[Data entries]
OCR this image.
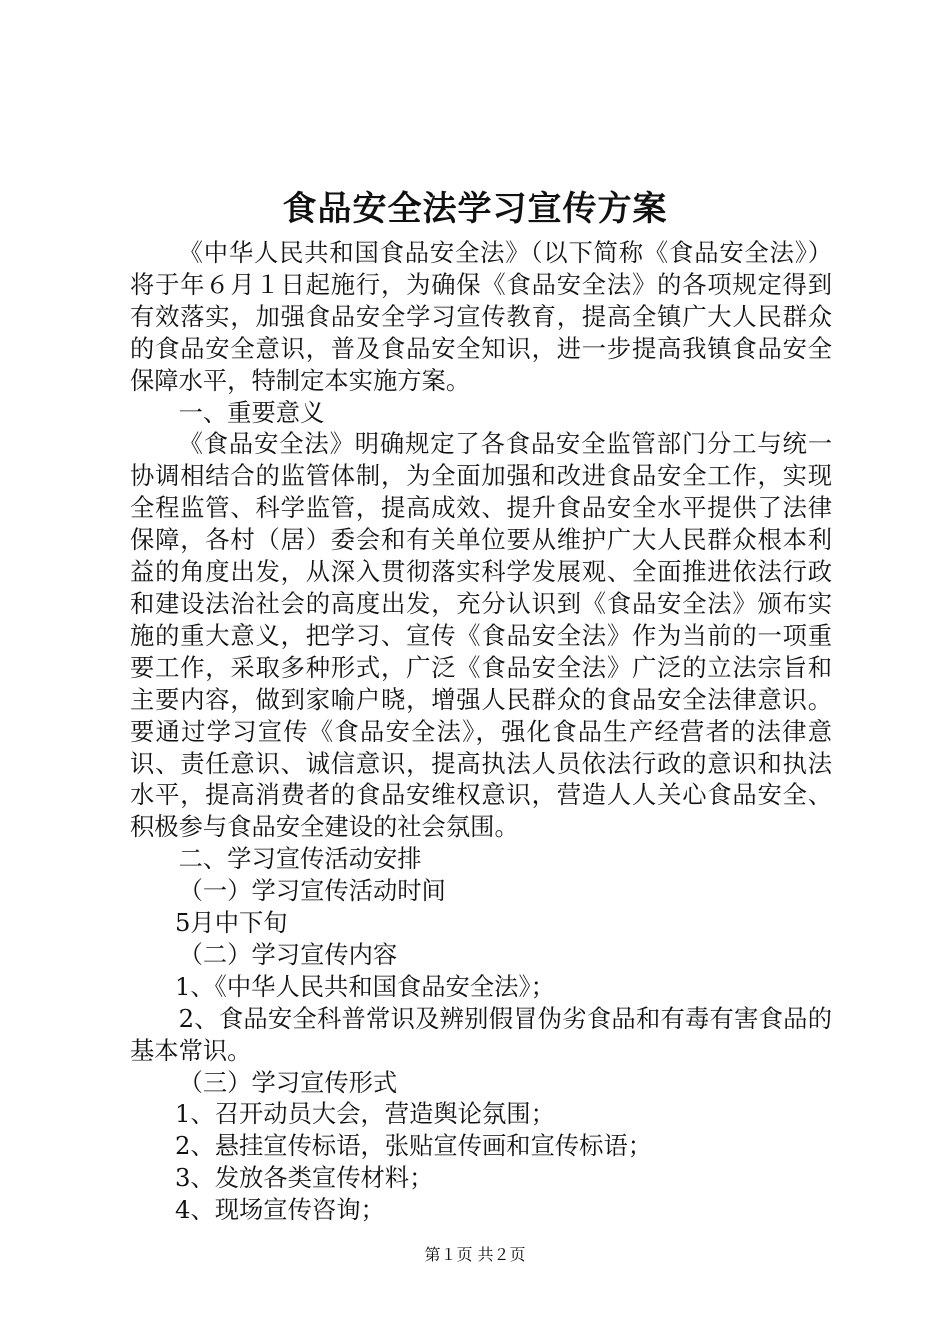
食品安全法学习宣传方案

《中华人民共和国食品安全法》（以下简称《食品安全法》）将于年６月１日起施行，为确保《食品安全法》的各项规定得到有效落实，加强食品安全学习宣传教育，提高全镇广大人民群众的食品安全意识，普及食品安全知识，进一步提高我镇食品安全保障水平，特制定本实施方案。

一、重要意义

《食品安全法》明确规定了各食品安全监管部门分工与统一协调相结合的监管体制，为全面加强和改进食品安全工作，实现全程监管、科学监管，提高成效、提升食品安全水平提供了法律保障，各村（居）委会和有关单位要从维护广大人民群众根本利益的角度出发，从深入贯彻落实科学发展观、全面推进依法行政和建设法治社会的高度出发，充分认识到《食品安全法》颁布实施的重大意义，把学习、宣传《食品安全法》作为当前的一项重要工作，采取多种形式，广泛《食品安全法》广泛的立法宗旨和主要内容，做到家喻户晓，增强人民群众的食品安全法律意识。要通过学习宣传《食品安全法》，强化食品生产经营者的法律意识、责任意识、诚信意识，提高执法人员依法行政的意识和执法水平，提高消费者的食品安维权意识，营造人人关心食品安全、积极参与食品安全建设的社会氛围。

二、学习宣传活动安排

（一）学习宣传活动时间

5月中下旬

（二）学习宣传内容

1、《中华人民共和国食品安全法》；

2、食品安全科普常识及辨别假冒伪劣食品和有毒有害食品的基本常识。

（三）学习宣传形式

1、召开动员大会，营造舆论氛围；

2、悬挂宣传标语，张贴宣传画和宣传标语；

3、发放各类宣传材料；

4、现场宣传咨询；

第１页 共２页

**STATED GOAL:**
Set the pictures aside and transcribe the data above exactly.

**CORRECT ANSWER:**
OCR this image.
食品安全法学习宣传方案

《中华人民共和国食品安全法》（以下简称《食品安全法》）将于年６月１日起施行，为确保《食品安全法》的各项规定得到有效落实，加强食品安全学习宣传教育，提高全镇广大人民群众的食品安全意识，普及食品安全知识，进一步提高我镇食品安全保障水平，特制定本实施方案。

一、重要意义

《食品安全法》明确规定了各食品安全监管部门分工与统一协调相结合的监管体制，为全面加强和改进食品安全工作，实现全程监管、科学监管，提高成效、提升食品安全水平提供了法律保障，各村（居）委会和有关单位要从维护广大人民群众根本利益的角度出发，从深入贯彻落实科学发展观、全面推进依法行政和建设法治社会的高度出发，充分认识到《食品安全法》颁布实施的重大意义，把学习、宣传《食品安全法》作为当前的一项重要工作，采取多种形式，广泛《食品安全法》广泛的立法宗旨和主要内容，做到家喻户晓，增强人民群众的食品安全法律意识。要通过学习宣传《食品安全法》，强化食品生产经营者的法律意识、责任意识、诚信意识，提高执法人员依法行政的意识和执法水平，提高消费者的食品安维权意识，营造人人关心食品安全、积极参与食品安全建设的社会氛围。

二、学习宣传活动安排

（一）学习宣传活动时间

5月中下旬

（二）学习宣传内容

1、《中华人民共和国食品安全法》；

2、食品安全科普常识及辨别假冒伪劣食品和有毒有害食品的基本常识。

（三）学习宣传形式

1、召开动员大会，营造舆论氛围；

2、悬挂宣传标语，张贴宣传画和宣传标语；

3、发放各类宣传材料；

4、现场宣传咨询；

第１页 共２页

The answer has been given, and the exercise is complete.